- _Data excerpts_
========================================

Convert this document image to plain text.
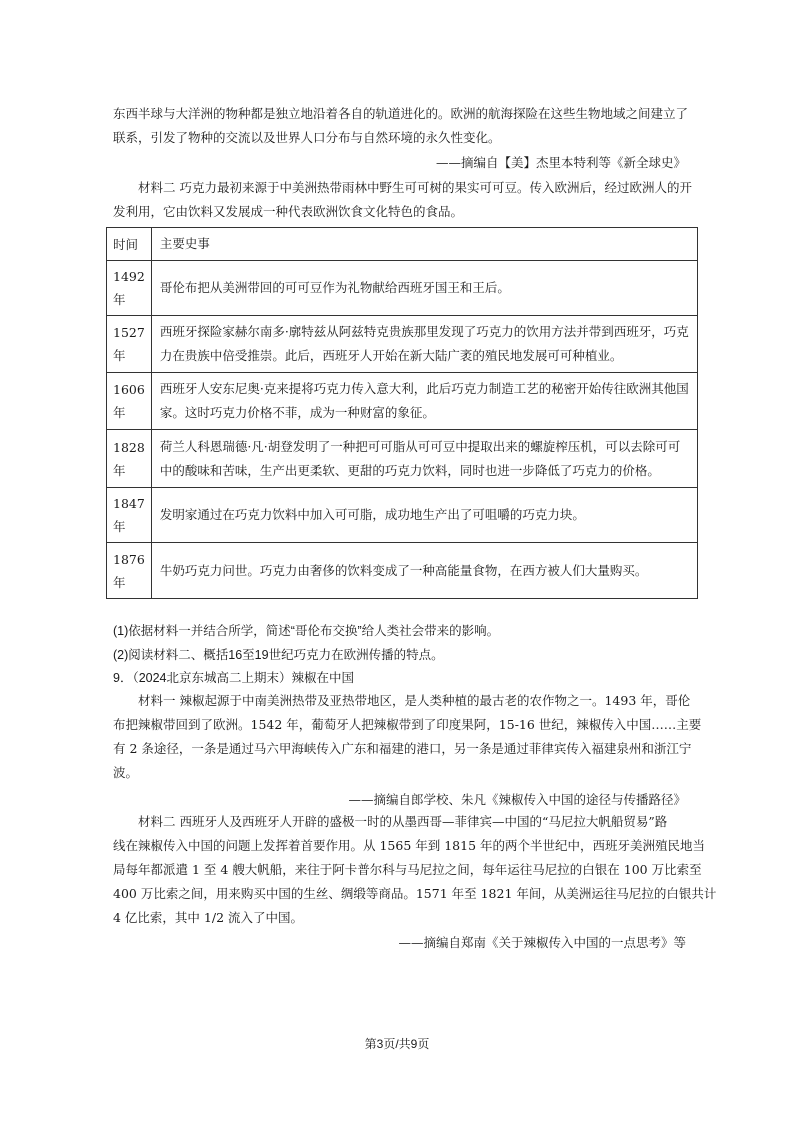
东西半球与大洋洲的物种都是独立地沿着各自的轨道进化的。欧洲的航海探险在这些生物地域之间建立了
联系，引发了物种的交流以及世界人口分布与自然环境的永久性变化。

——摘编自【美】杰里本特利等《新全球史》

材料二 巧克力最初来源于中美洲热带雨林中野生可可树的果实可可豆。传入欧洲后，经过欧洲人的开
发利用，它由饮料又发展成一种代表欧洲饮食文化特色的食品。

时间	主要史事

1492
年	哥伦布把从美洲带回的可可豆作为礼物献给西班牙国王和王后。

1527
年	西班牙探险家赫尔南多·廓特兹从阿兹特克贵族那里发现了巧克力的饮用方法并带到西班牙，巧克
力在贵族中倍受推崇。此后，西班牙人开始在新大陆广袤的殖民地发展可可种植业。

1606
年	西班牙人安东尼奥·克来提将巧克力传入意大利，此后巧克力制造工艺的秘密开始传往欧洲其他国
家。这时巧克力价格不菲，成为一种财富的象征。

1828
年	荷兰人科恩瑞德·凡·胡登发明了一种把可可脂从可可豆中提取出来的螺旋榨压机，可以去除可可
中的酸味和苦味，生产出更柔软、更甜的巧克力饮料，同时也进一步降低了巧克力的价格。

1847
年	发明家通过在巧克力饮料中加入可可脂，成功地生产出了可咀嚼的巧克力块。

1876
年	牛奶巧克力问世。巧克力由奢侈的饮料变成了一种高能量食物，在西方被人们大量购买。
(1)依据材料一并结合所学，简述“哥伦布交换”给人类社会带来的影响。
(2)阅读材料二、概括16至19世纪巧克力在欧洲传播的特点。
9．（2024北京东城高二上期末）辣椒在中国

材料一 辣椒起源于中南美洲热带及亚热带地区，是人类种植的最古老的农作物之一。1493 年，哥伦
布把辣椒带回到了欧洲。1542 年，葡萄牙人把辣椒带到了印度果阿，15-16 世纪，辣椒传入中国……主要
有 2 条途径，一条是通过马六甲海峡传入广东和福建的港口，另一条是通过菲律宾传入福建泉州和浙江宁
波。

——摘编自郎学校、朱凡《辣椒传入中国的途径与传播路径》

材料二 西班牙人及西班牙人开辟的盛极一时的从墨西哥—菲律宾—中国的“马尼拉大帆船贸易”路
线在辣椒传入中国的问题上发挥着首要作用。从 1565 年到 1815 年的两个半世纪中，西班牙美洲殖民地当
局每年都派遣 1 至 4 艘大帆船，来往于阿卡普尔科与马尼拉之间，每年运往马尼拉的白银在 100 万比索至
400 万比索之间，用来购买中国的生丝、绸缎等商品。1571 年至 1821 年间，从美洲运往马尼拉的白银共计
4 亿比索，其中 1/2 流入了中国。

——摘编自郑南《关于辣椒传入中国的一点思考》等
第3页/共9页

========================================

- _Goal_
Your task is to set down the records shown above exactly, minus any pictures.

- _Worked solution_
Convert this document image to plain text.
东西半球与大洋洲的物种都是独立地沿着各自的轨道进化的。欧洲的航海探险在这些生物地域之间建立了
联系，引发了物种的交流以及世界人口分布与自然环境的永久性变化。

——摘编自【美】杰里本特利等《新全球史》

材料二 巧克力最初来源于中美洲热带雨林中野生可可树的果实可可豆。传入欧洲后，经过欧洲人的开
发利用，它由饮料又发展成一种代表欧洲饮食文化特色的食品。

时间	主要史事

1492
年	哥伦布把从美洲带回的可可豆作为礼物献给西班牙国王和王后。

1527
年	西班牙探险家赫尔南多·廓特兹从阿兹特克贵族那里发现了巧克力的饮用方法并带到西班牙，巧克
力在贵族中倍受推崇。此后，西班牙人开始在新大陆广袤的殖民地发展可可种植业。

1606
年	西班牙人安东尼奥·克来提将巧克力传入意大利，此后巧克力制造工艺的秘密开始传往欧洲其他国
家。这时巧克力价格不菲，成为一种财富的象征。

1828
年	荷兰人科恩瑞德·凡·胡登发明了一种把可可脂从可可豆中提取出来的螺旋榨压机，可以去除可可
中的酸味和苦味，生产出更柔软、更甜的巧克力饮料，同时也进一步降低了巧克力的价格。

1847
年	发明家通过在巧克力饮料中加入可可脂，成功地生产出了可咀嚼的巧克力块。

1876
年	牛奶巧克力问世。巧克力由奢侈的饮料变成了一种高能量食物，在西方被人们大量购买。
(1)依据材料一并结合所学，简述“哥伦布交换”给人类社会带来的影响。
(2)阅读材料二、概括16至19世纪巧克力在欧洲传播的特点。
9．（2024北京东城高二上期末）辣椒在中国

材料一 辣椒起源于中南美洲热带及亚热带地区，是人类种植的最古老的农作物之一。1493 年，哥伦
布把辣椒带回到了欧洲。1542 年，葡萄牙人把辣椒带到了印度果阿，15-16 世纪，辣椒传入中国……主要
有 2 条途径，一条是通过马六甲海峡传入广东和福建的港口，另一条是通过菲律宾传入福建泉州和浙江宁
波。

——摘编自郎学校、朱凡《辣椒传入中国的途径与传播路径》

材料二 西班牙人及西班牙人开辟的盛极一时的从墨西哥—菲律宾—中国的“马尼拉大帆船贸易”路
线在辣椒传入中国的问题上发挥着首要作用。从 1565 年到 1815 年的两个半世纪中，西班牙美洲殖民地当
局每年都派遣 1 至 4 艘大帆船，来往于阿卡普尔科与马尼拉之间，每年运往马尼拉的白银在 100 万比索至
400 万比索之间，用来购买中国的生丝、绸缎等商品。1571 年至 1821 年间，从美洲运往马尼拉的白银共计
4 亿比索，其中 1/2 流入了中国。

——摘编自郑南《关于辣椒传入中国的一点思考》等
第3页/共9页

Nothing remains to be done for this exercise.